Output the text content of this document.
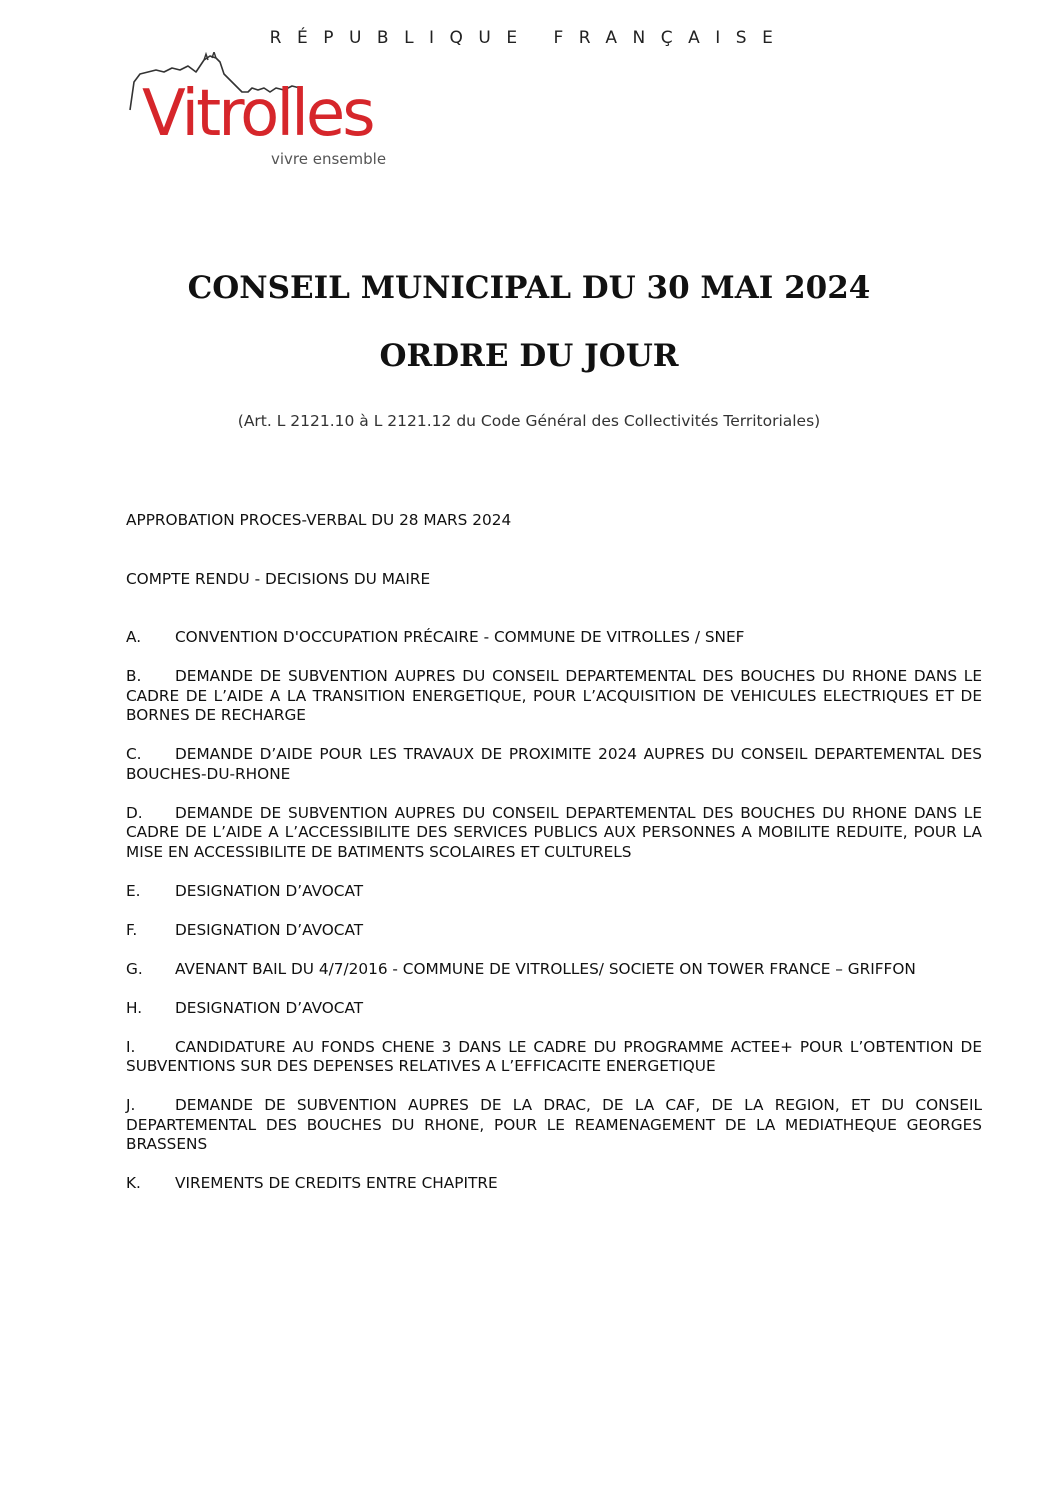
RÉPUBLIQUE FRANÇAISE
Vitrolles
vivre ensemble
CONSEIL MUNICIPAL DU 30 MAI 2024
ORDRE DU JOUR
(Art. L 2121.10 à L 2121.12 du Code Général des Collectivités Territoriales)

APPROBATION PROCES-VERBAL DU 28 MARS 2024

COMPTE RENDU - DECISIONS DU MAIRE

A. CONVENTION D'OCCUPATION PRÉCAIRE - COMMUNE DE VITROLLES / SNEF

B. DEMANDE DE SUBVENTION AUPRES DU CONSEIL DEPARTEMENTAL DES BOUCHES DU RHONE DANS LE CADRE DE L’AIDE A LA TRANSITION ENERGETIQUE, POUR L’ACQUISITION DE VEHICULES ELECTRIQUES ET DE BORNES DE RECHARGE

C. DEMANDE D’AIDE POUR LES TRAVAUX DE PROXIMITE 2024 AUPRES DU CONSEIL DEPARTEMENTAL DES BOUCHES-DU-RHONE

D. DEMANDE DE SUBVENTION AUPRES DU CONSEIL DEPARTEMENTAL DES BOUCHES DU RHONE DANS LE CADRE DE L’AIDE A L’ACCESSIBILITE DES SERVICES PUBLICS AUX PERSONNES A MOBILITE REDUITE, POUR LA MISE EN ACCESSIBILITE DE BATIMENTS SCOLAIRES ET CULTURELS

E. DESIGNATION D’AVOCAT

F. DESIGNATION D’AVOCAT

G. AVENANT BAIL DU 4/7/2016 - COMMUNE DE VITROLLES/ SOCIETE ON TOWER FRANCE – GRIFFON

H. DESIGNATION D’AVOCAT

I.	CANDIDATURE AU FONDS CHENE 3 DANS LE CADRE DU PROGRAMME ACTEE+ POUR L’OBTENTION DE SUBVENTIONS SUR DES DEPENSES RELATIVES A L’EFFICACITE ENERGETIQUE

J.	DEMANDE DE SUBVENTION AUPRES DE LA DRAC, DE LA CAF, DE LA REGION, ET DU CONSEIL DEPARTEMENTAL DES BOUCHES DU RHONE, POUR LE REAMENAGEMENT DE LA MEDIATHEQUE GEORGES BRASSENS

K. VIREMENTS DE CREDITS ENTRE CHAPITRE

━━━━━━━━━━

Go through the listing above line by line and say how many lines hold the word "AVOCAT". Reply with that number only.

3